■ Written request
In the entries that follow, find the word "absurde" and report each line it is on.

■ Material provided
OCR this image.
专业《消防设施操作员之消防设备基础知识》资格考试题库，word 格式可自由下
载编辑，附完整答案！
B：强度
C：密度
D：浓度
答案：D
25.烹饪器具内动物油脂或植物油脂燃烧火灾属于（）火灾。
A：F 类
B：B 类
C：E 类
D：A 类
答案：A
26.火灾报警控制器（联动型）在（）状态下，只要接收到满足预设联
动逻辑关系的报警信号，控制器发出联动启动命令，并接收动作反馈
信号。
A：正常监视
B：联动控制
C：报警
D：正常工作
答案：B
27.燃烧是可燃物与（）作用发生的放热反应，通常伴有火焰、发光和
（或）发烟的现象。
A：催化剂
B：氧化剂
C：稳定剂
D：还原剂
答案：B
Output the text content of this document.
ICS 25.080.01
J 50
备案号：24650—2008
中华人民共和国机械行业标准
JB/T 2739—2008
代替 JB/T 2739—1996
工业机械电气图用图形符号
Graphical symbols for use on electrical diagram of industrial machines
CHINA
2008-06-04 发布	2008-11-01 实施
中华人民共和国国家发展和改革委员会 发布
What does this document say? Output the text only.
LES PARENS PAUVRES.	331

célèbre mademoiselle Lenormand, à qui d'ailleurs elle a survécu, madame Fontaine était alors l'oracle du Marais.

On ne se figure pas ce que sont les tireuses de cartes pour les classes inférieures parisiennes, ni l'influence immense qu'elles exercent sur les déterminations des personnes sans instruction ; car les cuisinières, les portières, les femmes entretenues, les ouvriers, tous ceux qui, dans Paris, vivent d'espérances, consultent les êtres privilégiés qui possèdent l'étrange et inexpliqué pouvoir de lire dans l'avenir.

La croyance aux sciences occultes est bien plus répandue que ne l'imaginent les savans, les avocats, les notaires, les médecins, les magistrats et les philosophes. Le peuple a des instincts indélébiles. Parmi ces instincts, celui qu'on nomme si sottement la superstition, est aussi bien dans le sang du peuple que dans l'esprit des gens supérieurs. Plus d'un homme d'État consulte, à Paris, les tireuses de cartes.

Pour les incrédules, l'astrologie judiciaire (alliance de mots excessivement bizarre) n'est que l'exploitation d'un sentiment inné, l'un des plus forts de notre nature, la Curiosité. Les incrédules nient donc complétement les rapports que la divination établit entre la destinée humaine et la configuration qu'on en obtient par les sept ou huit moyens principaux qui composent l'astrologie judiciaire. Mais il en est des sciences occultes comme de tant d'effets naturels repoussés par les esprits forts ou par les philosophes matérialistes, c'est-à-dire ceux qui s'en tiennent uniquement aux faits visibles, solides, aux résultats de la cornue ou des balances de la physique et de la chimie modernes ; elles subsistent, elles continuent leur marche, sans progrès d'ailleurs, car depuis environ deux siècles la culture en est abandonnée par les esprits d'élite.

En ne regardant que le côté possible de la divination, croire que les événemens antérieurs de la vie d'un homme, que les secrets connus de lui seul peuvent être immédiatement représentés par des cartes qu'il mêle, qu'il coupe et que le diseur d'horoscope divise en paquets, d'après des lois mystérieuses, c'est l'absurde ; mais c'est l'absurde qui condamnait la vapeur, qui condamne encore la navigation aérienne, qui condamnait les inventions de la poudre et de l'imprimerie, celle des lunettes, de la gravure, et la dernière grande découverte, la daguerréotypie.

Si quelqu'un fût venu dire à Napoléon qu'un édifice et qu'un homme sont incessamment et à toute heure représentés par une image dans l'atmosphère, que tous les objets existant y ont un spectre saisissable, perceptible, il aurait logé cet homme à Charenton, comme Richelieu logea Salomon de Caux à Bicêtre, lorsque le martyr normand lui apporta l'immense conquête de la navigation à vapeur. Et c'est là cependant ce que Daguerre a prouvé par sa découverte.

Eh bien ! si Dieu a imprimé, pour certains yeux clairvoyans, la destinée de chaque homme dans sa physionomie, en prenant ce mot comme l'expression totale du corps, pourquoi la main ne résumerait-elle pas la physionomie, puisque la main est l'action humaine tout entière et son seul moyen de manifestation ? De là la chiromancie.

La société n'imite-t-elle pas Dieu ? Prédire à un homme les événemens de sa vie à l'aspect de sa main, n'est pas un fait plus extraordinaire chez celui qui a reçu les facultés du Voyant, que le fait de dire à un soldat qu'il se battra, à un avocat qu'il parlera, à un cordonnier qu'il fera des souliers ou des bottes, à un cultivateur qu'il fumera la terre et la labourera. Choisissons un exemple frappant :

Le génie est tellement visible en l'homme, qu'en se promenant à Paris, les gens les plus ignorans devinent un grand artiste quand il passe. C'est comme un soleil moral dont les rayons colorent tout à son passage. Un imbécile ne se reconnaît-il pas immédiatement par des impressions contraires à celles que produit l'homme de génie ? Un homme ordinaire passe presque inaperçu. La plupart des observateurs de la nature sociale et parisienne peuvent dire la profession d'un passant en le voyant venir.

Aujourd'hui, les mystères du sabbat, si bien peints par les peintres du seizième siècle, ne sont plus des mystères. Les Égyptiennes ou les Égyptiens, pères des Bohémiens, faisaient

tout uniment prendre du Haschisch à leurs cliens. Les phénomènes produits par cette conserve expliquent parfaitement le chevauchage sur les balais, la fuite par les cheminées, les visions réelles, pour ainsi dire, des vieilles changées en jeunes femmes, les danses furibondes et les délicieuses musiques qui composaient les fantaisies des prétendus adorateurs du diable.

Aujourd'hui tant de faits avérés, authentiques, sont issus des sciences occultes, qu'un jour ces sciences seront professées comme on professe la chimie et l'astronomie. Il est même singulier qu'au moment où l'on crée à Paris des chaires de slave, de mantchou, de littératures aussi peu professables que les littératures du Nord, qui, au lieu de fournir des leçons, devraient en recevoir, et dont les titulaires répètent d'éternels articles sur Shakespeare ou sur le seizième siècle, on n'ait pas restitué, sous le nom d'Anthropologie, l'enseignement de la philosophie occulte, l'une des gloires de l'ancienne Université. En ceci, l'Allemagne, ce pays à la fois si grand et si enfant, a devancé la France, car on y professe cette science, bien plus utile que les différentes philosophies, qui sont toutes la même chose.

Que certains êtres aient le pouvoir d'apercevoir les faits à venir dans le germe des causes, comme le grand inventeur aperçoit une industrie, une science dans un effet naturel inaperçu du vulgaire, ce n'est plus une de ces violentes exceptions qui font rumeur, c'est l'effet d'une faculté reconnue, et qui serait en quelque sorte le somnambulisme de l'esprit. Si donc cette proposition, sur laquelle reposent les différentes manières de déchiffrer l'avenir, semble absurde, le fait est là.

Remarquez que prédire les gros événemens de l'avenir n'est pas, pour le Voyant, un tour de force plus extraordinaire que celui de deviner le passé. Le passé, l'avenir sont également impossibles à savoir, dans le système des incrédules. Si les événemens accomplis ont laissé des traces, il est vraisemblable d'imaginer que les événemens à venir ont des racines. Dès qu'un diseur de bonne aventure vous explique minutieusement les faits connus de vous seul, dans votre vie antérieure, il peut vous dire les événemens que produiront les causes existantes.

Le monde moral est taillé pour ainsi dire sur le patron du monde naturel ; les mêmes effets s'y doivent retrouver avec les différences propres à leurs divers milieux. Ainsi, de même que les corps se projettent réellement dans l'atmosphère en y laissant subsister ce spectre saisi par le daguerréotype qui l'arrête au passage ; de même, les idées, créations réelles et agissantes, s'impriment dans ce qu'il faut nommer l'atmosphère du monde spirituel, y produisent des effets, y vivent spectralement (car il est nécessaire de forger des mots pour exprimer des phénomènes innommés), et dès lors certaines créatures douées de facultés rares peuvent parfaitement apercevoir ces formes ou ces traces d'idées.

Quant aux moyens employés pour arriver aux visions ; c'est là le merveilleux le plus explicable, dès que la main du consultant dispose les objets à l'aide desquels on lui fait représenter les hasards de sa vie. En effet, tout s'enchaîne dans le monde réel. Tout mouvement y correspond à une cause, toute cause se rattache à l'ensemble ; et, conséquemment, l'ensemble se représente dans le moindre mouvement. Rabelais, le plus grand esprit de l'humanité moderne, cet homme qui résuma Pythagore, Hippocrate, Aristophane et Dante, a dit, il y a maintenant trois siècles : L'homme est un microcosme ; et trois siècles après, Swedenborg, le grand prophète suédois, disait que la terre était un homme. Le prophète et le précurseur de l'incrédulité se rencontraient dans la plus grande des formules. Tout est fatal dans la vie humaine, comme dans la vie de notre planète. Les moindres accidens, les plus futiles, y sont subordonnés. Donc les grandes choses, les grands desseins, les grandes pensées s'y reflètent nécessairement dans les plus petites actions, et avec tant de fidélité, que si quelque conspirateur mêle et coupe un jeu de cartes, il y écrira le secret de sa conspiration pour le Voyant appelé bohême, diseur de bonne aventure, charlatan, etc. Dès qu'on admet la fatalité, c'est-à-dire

■ Problem solution
En ne regardant que le côté possible de la divination, croire que les événemens antérieurs de la vie d'un homme, que les secrets connus de lui seul peuvent être immédiatement représentés par des cartes qu'il mêle, qu'il coupe et que le diseur d'horoscope divise en paquets, d'après des lois mystérieuses, c'est l'absurde ; mais c'est l'absurde qui condamnait la vapeur, qui condamne encore la navigation aérienne, qui condamnait les inventions de la poudre et de l'imprimerie, celle des lunettes, de la gravure, et la dernière grande découverte, la daguerréotypie.
Que certains êtres aient le pouvoir d'apercevoir les faits à venir dans le germe des causes, comme le grand inventeur aperçoit une industrie, une science dans un effet naturel inaperçu du vulgaire, ce n'est plus une de ces violentes exceptions qui font rumeur, c'est l'effet d'une faculté reconnue, et qui serait en quelque sorte le somnambulisme de l'esprit. Si donc cette proposition, sur laquelle reposent les différentes manières de déchiffrer l'avenir, semble absurde, le fait est là.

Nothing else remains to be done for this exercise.